- WHAT TO WORK ON
Where a line below holds the string "Status", copy that line.

- PROVIDED MATERIAL

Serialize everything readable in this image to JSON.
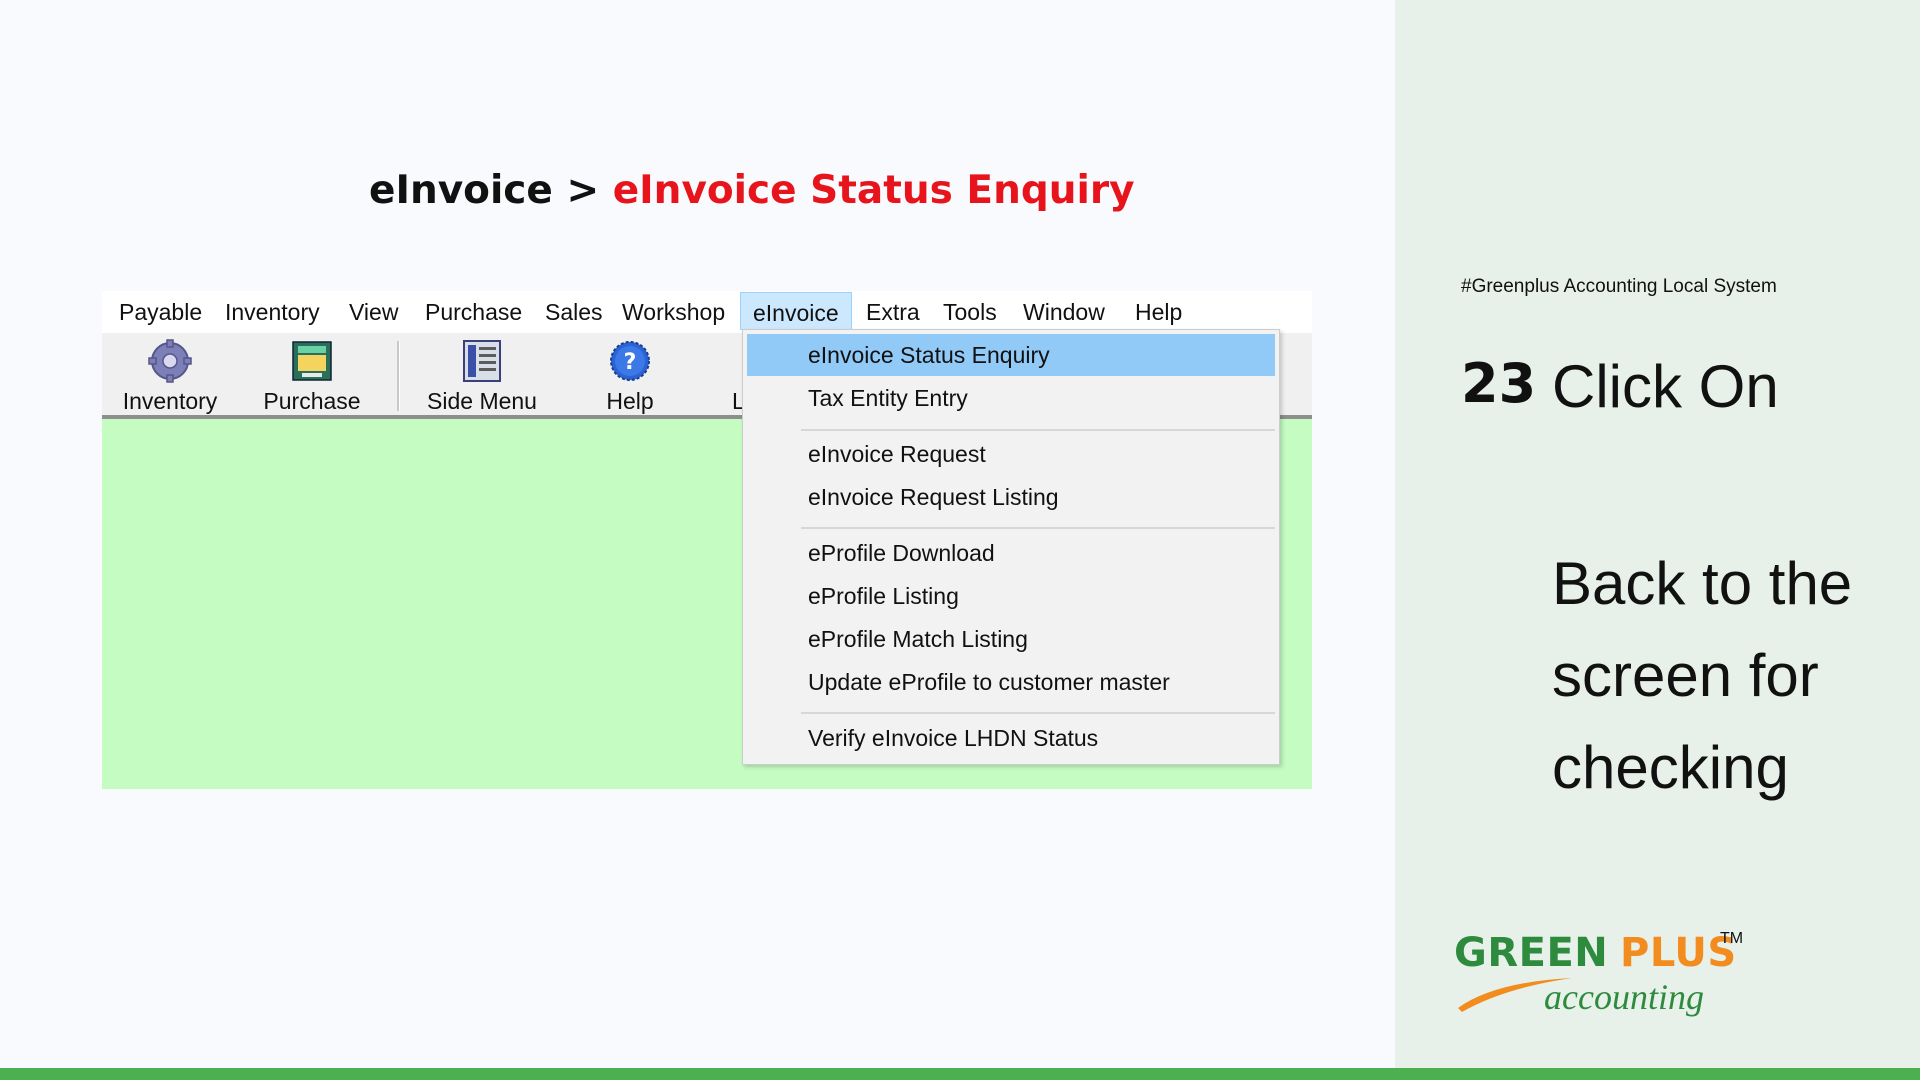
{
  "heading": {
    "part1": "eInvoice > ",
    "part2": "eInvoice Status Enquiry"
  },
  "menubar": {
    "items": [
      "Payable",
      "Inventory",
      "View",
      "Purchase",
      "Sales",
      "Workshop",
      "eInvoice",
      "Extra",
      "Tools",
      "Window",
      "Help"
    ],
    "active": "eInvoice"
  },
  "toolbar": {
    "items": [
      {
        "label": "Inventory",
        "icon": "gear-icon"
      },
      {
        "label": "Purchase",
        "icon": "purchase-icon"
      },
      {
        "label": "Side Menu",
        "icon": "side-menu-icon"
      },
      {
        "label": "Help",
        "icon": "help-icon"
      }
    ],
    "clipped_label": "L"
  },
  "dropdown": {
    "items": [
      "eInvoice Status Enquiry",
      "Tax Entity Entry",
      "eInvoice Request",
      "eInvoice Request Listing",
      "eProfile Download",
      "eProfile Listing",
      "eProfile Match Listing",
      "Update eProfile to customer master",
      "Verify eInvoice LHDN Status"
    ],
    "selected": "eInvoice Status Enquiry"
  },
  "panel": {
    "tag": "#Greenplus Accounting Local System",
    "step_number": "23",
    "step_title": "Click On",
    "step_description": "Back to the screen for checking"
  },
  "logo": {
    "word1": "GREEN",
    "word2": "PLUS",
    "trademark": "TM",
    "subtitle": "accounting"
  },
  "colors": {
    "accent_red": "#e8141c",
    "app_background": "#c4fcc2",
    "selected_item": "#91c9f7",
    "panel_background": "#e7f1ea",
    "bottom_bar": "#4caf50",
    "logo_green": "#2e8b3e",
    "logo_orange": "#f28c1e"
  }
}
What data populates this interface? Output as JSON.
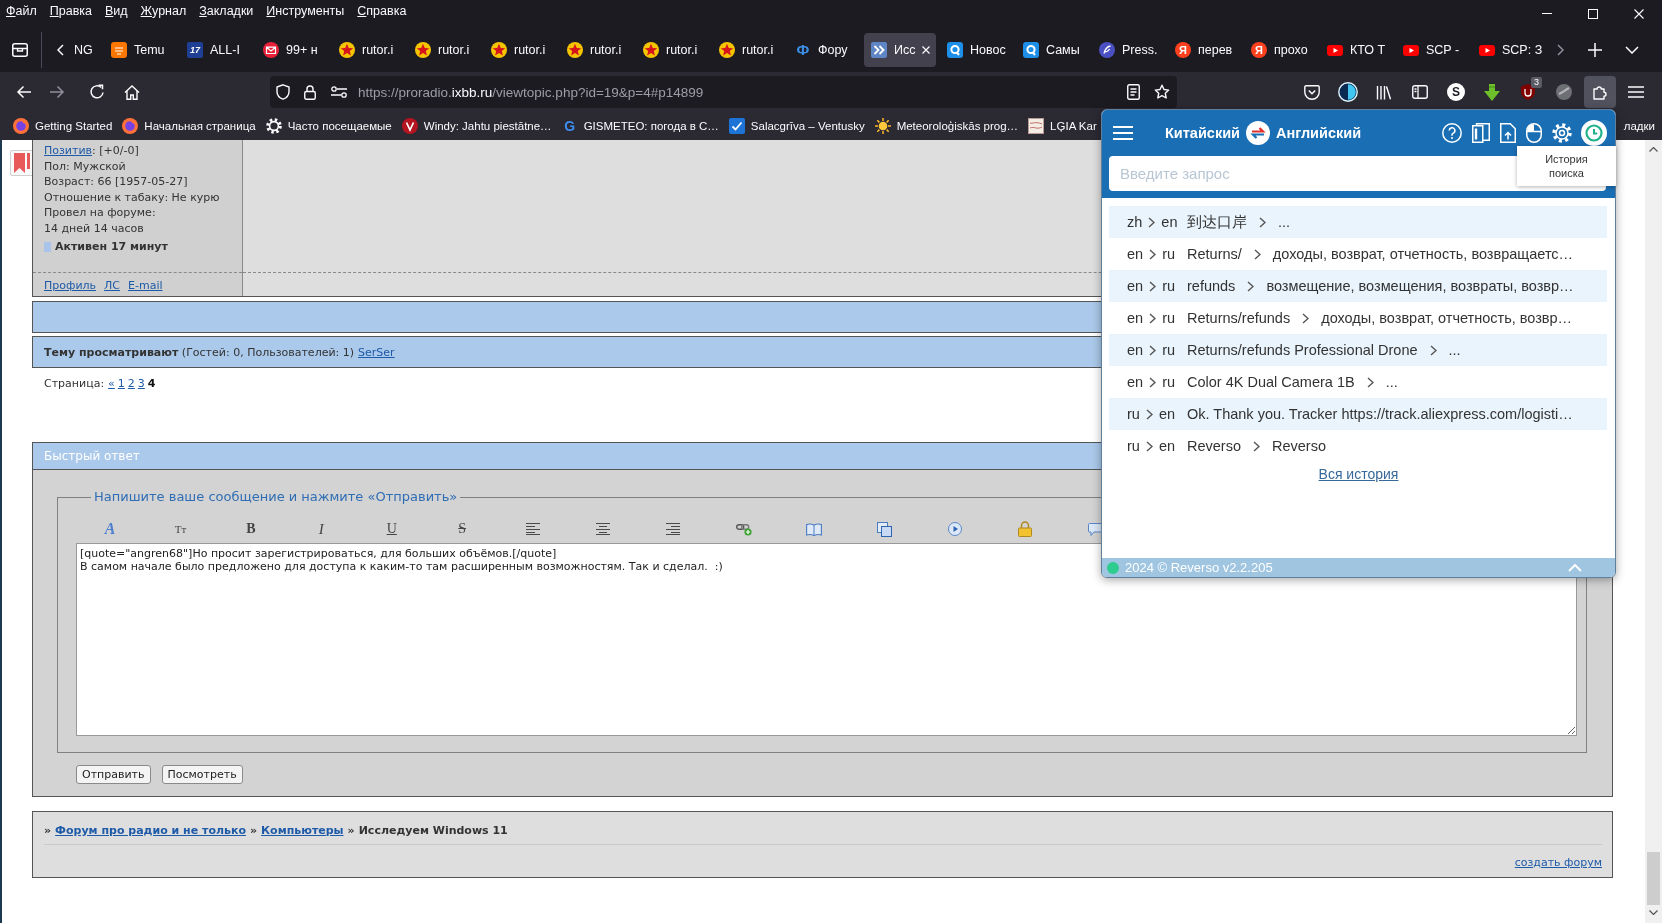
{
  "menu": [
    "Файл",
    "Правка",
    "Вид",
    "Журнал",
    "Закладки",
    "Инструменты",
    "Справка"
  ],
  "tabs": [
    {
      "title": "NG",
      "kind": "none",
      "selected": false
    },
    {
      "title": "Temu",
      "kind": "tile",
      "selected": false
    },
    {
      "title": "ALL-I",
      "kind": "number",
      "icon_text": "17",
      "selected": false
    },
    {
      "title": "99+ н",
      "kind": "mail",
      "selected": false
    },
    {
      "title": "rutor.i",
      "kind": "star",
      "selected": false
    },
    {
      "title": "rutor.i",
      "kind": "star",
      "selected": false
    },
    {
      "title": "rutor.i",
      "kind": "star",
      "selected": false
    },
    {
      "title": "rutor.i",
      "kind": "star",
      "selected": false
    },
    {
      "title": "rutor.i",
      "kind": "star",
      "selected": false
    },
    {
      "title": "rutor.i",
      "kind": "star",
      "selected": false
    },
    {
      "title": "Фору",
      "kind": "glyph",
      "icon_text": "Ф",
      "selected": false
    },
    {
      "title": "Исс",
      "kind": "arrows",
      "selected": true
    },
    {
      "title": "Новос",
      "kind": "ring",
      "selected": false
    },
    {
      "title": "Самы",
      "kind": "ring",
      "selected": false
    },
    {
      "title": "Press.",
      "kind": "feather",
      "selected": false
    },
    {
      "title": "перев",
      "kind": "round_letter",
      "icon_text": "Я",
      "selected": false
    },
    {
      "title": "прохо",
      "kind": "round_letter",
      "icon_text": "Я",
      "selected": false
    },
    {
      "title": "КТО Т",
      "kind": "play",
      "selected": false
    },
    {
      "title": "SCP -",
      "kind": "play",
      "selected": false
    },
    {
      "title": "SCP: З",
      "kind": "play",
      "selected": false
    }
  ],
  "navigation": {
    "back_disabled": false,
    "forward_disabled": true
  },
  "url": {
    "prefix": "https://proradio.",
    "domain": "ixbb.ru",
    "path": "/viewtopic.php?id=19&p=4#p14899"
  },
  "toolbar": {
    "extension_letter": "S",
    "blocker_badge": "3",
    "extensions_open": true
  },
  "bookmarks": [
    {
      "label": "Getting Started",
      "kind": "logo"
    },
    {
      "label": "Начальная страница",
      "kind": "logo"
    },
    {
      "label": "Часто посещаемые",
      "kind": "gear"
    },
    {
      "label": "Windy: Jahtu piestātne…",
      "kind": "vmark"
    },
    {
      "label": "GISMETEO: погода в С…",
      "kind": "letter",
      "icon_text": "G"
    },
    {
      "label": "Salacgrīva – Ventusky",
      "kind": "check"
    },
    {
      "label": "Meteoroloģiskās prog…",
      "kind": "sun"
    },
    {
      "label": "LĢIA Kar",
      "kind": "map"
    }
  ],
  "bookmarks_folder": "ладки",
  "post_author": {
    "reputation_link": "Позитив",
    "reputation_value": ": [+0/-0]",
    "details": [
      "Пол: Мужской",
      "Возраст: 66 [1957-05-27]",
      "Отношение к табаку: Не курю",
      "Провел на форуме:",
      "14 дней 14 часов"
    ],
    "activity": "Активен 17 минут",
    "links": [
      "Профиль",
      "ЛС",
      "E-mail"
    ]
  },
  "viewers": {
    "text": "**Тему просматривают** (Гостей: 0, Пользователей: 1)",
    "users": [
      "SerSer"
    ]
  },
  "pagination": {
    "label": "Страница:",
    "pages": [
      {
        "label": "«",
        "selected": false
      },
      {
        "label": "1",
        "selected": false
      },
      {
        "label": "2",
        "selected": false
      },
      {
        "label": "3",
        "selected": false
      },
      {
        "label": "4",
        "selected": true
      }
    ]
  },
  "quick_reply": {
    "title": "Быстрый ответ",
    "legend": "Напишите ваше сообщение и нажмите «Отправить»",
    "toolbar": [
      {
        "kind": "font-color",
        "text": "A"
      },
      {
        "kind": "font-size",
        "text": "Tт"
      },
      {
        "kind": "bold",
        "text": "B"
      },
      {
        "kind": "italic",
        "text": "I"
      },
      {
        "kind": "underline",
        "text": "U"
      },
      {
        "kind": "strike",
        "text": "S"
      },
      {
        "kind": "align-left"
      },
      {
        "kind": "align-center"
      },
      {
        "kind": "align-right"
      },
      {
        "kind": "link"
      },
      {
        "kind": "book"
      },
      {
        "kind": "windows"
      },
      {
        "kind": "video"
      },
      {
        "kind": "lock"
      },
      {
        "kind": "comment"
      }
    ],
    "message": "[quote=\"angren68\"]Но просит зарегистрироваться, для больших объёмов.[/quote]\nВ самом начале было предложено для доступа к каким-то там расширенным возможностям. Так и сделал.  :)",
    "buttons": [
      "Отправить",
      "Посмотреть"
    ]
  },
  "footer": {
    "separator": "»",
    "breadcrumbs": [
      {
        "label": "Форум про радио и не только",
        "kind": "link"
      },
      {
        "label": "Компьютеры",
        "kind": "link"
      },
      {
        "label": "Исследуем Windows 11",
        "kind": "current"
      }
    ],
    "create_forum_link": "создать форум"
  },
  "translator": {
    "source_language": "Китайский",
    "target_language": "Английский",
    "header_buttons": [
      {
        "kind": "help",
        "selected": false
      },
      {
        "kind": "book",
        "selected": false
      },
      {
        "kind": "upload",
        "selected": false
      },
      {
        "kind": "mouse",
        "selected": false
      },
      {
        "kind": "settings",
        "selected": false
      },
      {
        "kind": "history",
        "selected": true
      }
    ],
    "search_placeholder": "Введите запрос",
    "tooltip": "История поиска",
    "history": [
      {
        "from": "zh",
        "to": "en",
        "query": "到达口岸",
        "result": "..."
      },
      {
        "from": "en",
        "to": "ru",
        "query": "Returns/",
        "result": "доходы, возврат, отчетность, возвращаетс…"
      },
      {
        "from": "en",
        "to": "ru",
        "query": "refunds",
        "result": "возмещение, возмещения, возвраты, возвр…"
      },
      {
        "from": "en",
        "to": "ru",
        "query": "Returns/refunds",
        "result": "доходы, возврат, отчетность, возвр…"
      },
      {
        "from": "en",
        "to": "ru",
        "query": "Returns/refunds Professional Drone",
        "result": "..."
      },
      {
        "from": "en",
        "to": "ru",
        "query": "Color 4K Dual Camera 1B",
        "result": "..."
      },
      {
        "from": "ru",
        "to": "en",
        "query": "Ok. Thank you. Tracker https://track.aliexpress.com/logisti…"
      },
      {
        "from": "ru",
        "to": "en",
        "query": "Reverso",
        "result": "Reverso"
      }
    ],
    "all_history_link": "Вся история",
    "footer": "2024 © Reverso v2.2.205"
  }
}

- OUTPUT OF THE EXERCISE
    "part2": "eInvoice Status Enquiry"
      "eInvoice Status Enquiry",
      "Verify eInvoice LHDN Status"
    "selected": "eInvoice Status Enquiry"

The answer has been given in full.